## begin Supplied records
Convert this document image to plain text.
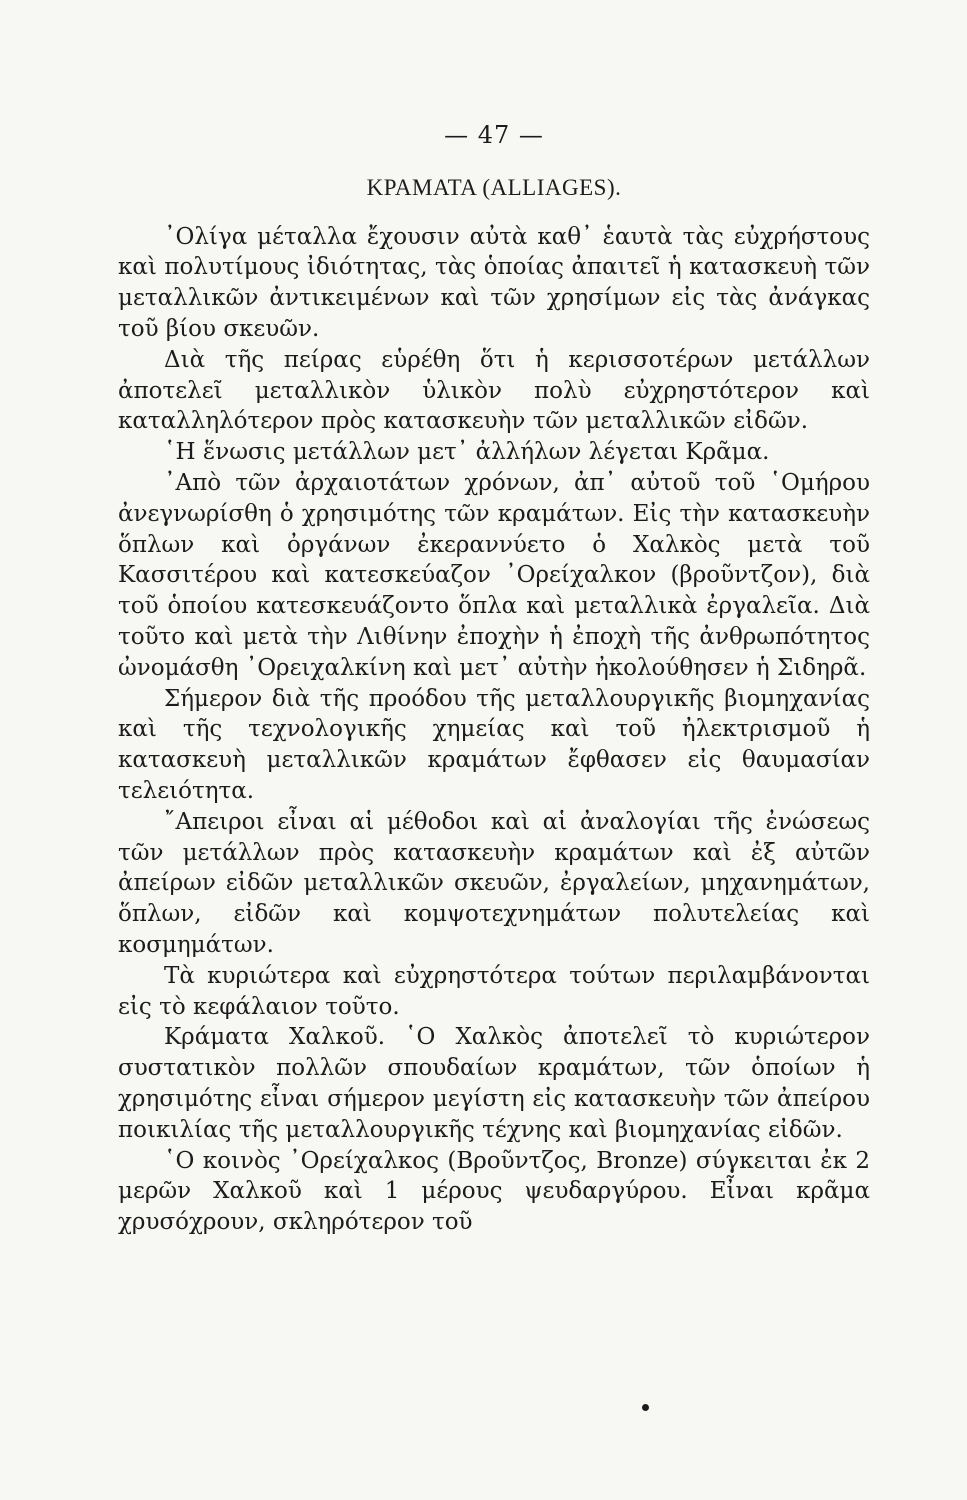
— 47 —
ΚΡΑΜΑΤΑ (ALLIAGES).

᾿Ολίγα μέταλλα ἔχουσιν αὐτὰ καθ᾿ ἑαυτὰ τὰς εὐχρήστους καὶ πολυτίμους ἰδιότητας, τὰς ὁποίας ἀπαιτεῖ ἡ κατασκευὴ τῶν μεταλλικῶν ἀντικειμένων καὶ τῶν χρησίμων εἰς τὰς ἀνάγκας τοῦ βίου σκευῶν.

Διὰ τῆς πείρας εὑρέθη ὅτι ἡ κερισσοτέρων μετάλλων ἀποτελεῖ μεταλλικὸν ὑλικὸν πολὺ εὐχρηστότερον καὶ καταλληλότερον πρὸς κατασκευὴν τῶν μεταλλικῶν εἰδῶν.

῾Η ἕνωσις μετάλλων μετ᾿ ἀλλήλων λέγεται Κρᾶμα.

᾿Απὸ τῶν ἀρχαιοτάτων χρόνων, ἀπ᾿ αὐτοῦ τοῦ ῾Ομήρου ἀνεγνωρίσθη ὁ χρησιμότης τῶν κραμάτων. Εἰς τὴν κατασκευὴν ὅπλων καὶ ὀργάνων ἐκεραννύετο ὁ Χαλκὸς μετὰ τοῦ Κασσιτέρου καὶ κατεσκεύαζον ᾿Ορείχαλκον (βροῦντζον), διὰ τοῦ ὁποίου κατεσκευάζοντο ὅπλα καὶ μεταλλικὰ ἐργαλεῖα. Διὰ τοῦτο καὶ μετὰ τὴν Λιθίνην ἐποχὴν ἡ ἐποχὴ τῆς ἀνθρωπότητος ὠνομάσθη ᾿Ορειχαλκίνη καὶ μετ᾿ αὐτὴν ἠκολούθησεν ἡ Σιδηρᾶ.

Σήμερον διὰ τῆς προόδου τῆς μεταλλουργικῆς βιομηχανίας καὶ τῆς τεχνολογικῆς χημείας καὶ τοῦ ἠλεκτρισμοῦ ἡ κατασκευὴ μεταλλικῶν κραμάτων ἔφθασεν εἰς θαυμασίαν τελειότητα.

῎Απειροι εἶναι αἱ μέθοδοι καὶ αἱ ἀναλογίαι τῆς ἐνώσεως τῶν μετάλλων πρὸς κατασκευὴν κραμάτων καὶ ἐξ αὐτῶν ἀπείρων εἰδῶν μεταλλικῶν σκευῶν, ἐργαλείων, μηχανημάτων, ὅπλων, εἰδῶν καὶ κομψοτεχνημάτων πολυτελείας καὶ κοσμημάτων.

Τὰ κυριώτερα καὶ εὐχρηστότερα τούτων περιλαμβάνονται εἰς τὸ κεφάλαιον τοῦτο.

Κράματα Χαλκοῦ. ῾Ο Χαλκὸς ἀποτελεῖ τὸ κυριώτερον συστατικὸν πολλῶν σπουδαίων κραμάτων, τῶν ὁποίων ἡ χρησιμότης εἶναι σήμερον μεγίστη εἰς κατασκευὴν τῶν ἀπείρου ποικιλίας τῆς μεταλλουργικῆς τέχνης καὶ βιομηχανίας εἰδῶν.

῾Ο κοινὸς ᾿Ορείχαλκος (Βροῦντζος, Bronze) σύγκειται ἐκ 2 μερῶν Χαλκοῦ καὶ 1 μέρους ψευδαργύρου. Εἶναι κρᾶμα χρυσόχρουν, σκληρότερον τοῦ
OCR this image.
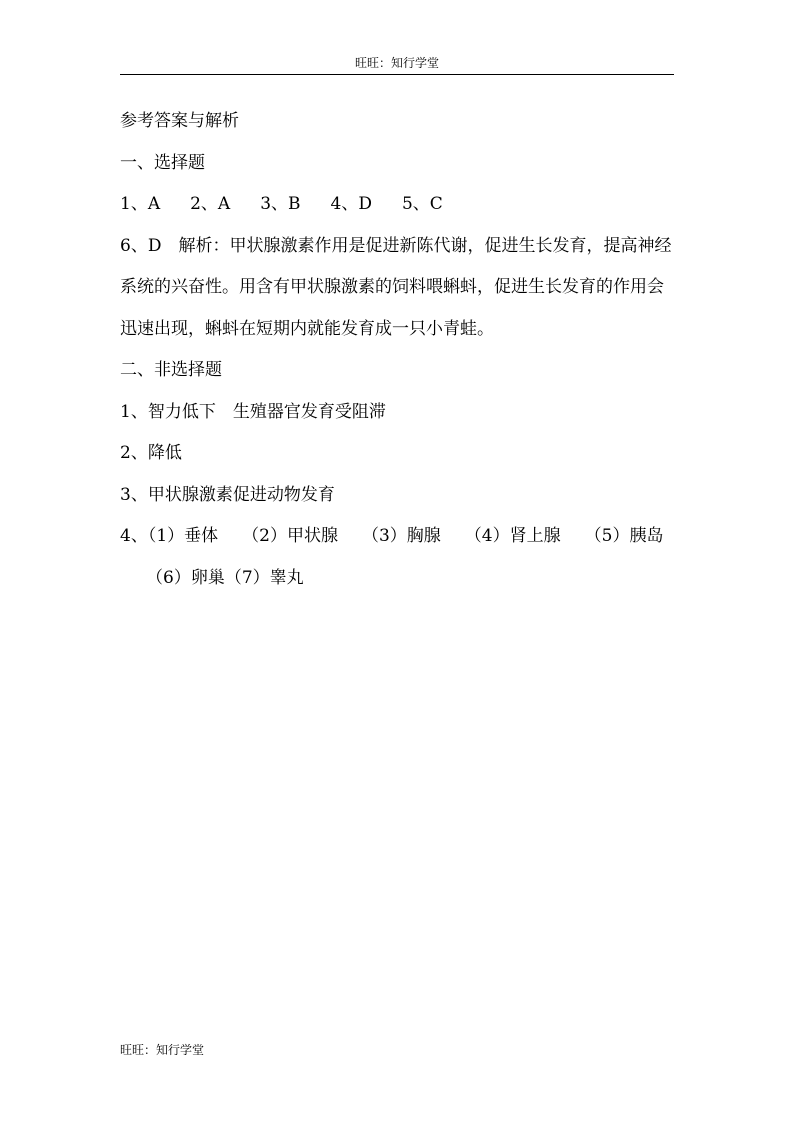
旺旺：知行学堂
参考答案与解析
一、选择题
1、A 2、A 3、B 4、D 5、C
6、D 解析：甲状腺激素作用是促进新陈代谢，促进生长发育，提高神经系统的兴奋性。用含有甲状腺激素的饲料喂蝌蚪，促进生长发育的作用会迅速出现，蝌蚪在短期内就能发育成一只小青蛙。
二、非选择题
1、智力低下 生殖器官发育受阻滞
2、降低
3、甲状腺激素促进动物发育
4、（1）垂体 （2）甲状腺 （3）胸腺 （4）肾上腺 （5）胰岛
（6）卵巢（7）睾丸
旺旺：知行学堂
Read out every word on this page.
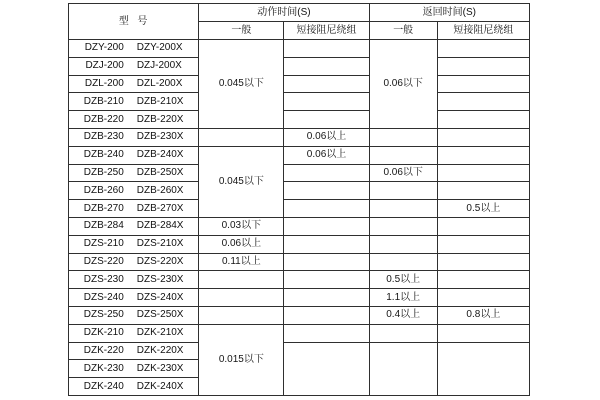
型  号	动作时间(S)		返回时间(S)	
	一般	短接阻尼绕组	一般	短接阻尼绕组

DZY-200 DZY-200X	0.045以下		0.06以下	

DZJ-200 DZJ-200X				

DZL-200 DZL-200X				

DZB-210 DZB-210X				

DZB-220 DZB-220X				

DZB-230 DZB-230X		0.06以上		

DZB-240 DZB-240X	0.045以下	0.06以上		

DZB-250 DZB-250X			0.06以下	

DZB-260 DZB-260X				

DZB-270 DZB-270X				0.5以上

DZB-284 DZB-284X	0.03以下			

DZS-210 DZS-210X	0.06以上			

DZS-220 DZS-220X	0.11以上			

DZS-230 DZS-230X			0.5以上	

DZS-240 DZS-240X			1.1以上	

DZS-250 DZS-250X			0.4以上	0.8以上

DZK-210 DZK-210X	0.015以下			

DZK-220 DZK-220X				

DZK-230 DZK-230X				

DZK-240 DZK-240X				
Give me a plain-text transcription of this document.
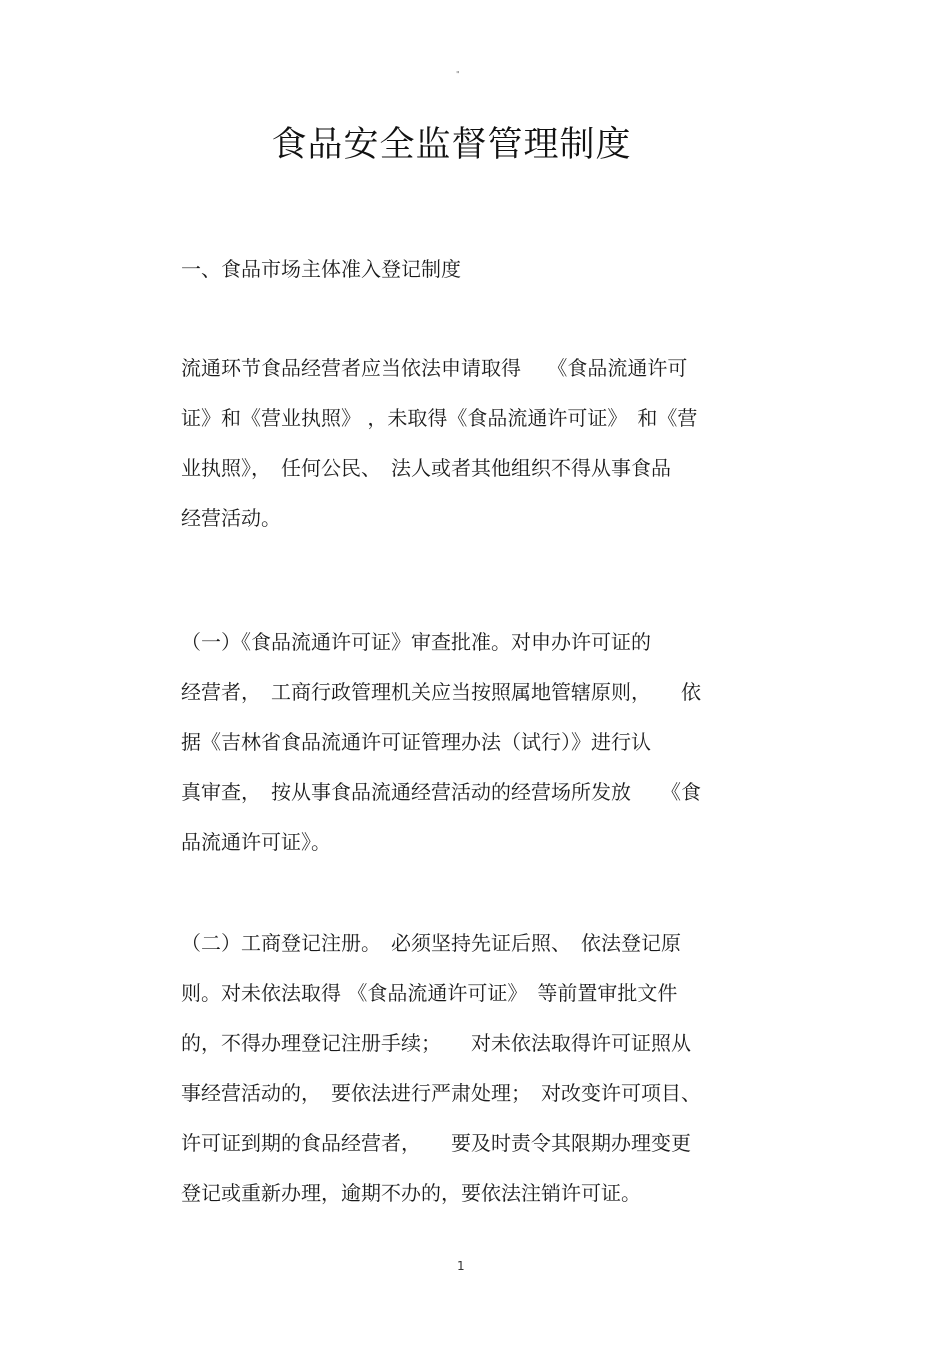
"
食品安全监督管理制度
一、食品市场主体准入登记制度
流通环节食品经营者应当依法申请取得　 《食品流通许可
证》和《营业执照》 ，未取得《食品流通许可证》　和《营
业执照》，　任何公民、　法人或者其他组织不得从事食品
经营活动。
（一）《食品流通许可证》审查批准。对申办许可证的
经营者，　工商行政管理机关应当按照属地管辖原则，　　依
据《吉林省食品流通许可证管理办法（试行）》进行认
真审查，　按从事食品流通经营活动的经营场所发放　　《食
品流通许可证》。
（二）工商登记注册。　必须坚持先证后照、　依法登记原
则。对未依法取得 《食品流通许可证》　等前置审批文件
的，不得办理登记注册手续；　　对未依法取得许可证照从
事经营活动的，　要依法进行严肃处理；　对改变许可项目、
许可证到期的食品经营者，　　要及时责令其限期办理变更
登记或重新办理，逾期不办的，要依法注销许可证。
1
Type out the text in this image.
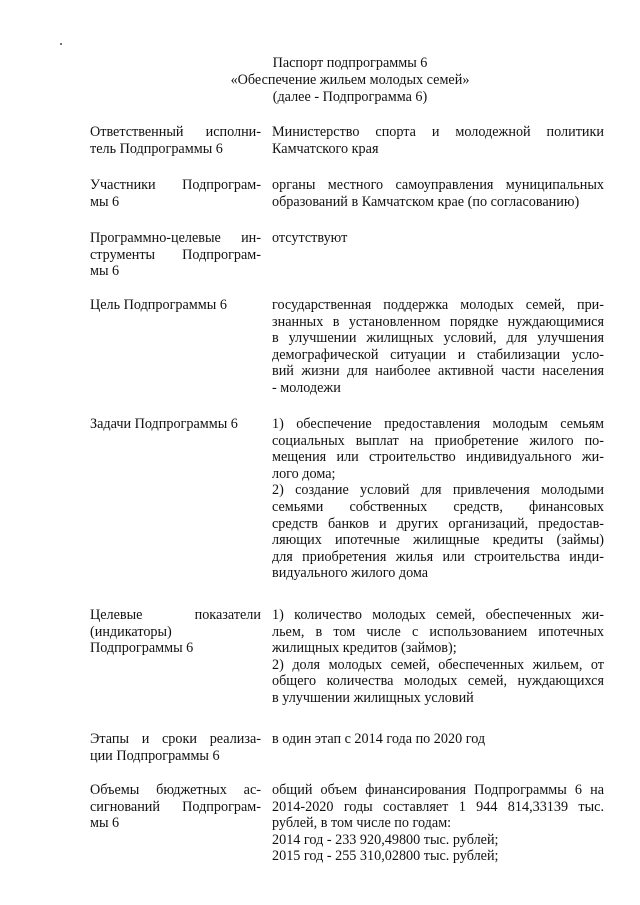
Паспорт подпрограммы 6
«Обеспечение жильем молодых семей»
(далее - Подпрограмма 6)
Ответственный исполни-
тель Подпрограммы 6

Министерство спорта и молодежной политики
Камчатского края

Участники Подпрограм-
мы 6

органы местного самоуправления муниципальных
образований в Камчатском крае (по согласованию)

Программно-целевые ин-
струменты Подпрограм-
мы 6

отсутствуют

Цель Подпрограммы 6	государственная поддержка молодых семей, при-
знанных в установленном порядке нуждающимися
в улучшении жилищных условий, для улучшения
демографической ситуации и стабилизации усло-
вий жизни для наиболее активной части населения
- молодежи

Задачи Подпрограммы 6	1) обеспечение предоставления молодым семьям
социальных выплат на приобретение жилого по-
мещения или строительство индивидуального жи-
лого дома;

2) создание условий для привлечения молодыми
семьями собственных средств, финансовых
средств банков и других организаций, предостав-
ляющих ипотечные жилищные кредиты (займы)
для приобретения жилья или строительства инди-
видуального жилого дома

Целевые показатели
(индикаторы)
Подпрограммы 6

1) количество молодых семей, обеспеченных жи-
льем, в том числе с использованием ипотечных
жилищных кредитов (займов);

2) доля молодых семей, обеспеченных жильем, от
общего количества молодых семей, нуждающихся
в улучшении жилищных условий

Этапы и сроки реализа-
ции Подпрограммы 6

в один этап с 2014 года по 2020 год

Объемы бюджетных ас-
сигнований Подпрограм-
мы 6

общий объем финансирования Подпрограммы 6 на
2014-2020 годы составляет 1 944 814,33139 тыс.
рублей, в том числе по годам:

2014 год - 233 920,49800 тыс. рублей;

2015 год - 255 310,02800 тыс. рублей;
## end Supplied records
Lines holding the word "document" in the entries above are the ones to pull out. Copy them all.

Convert this document image to plain text.
Give me a plain-text transcription of this document.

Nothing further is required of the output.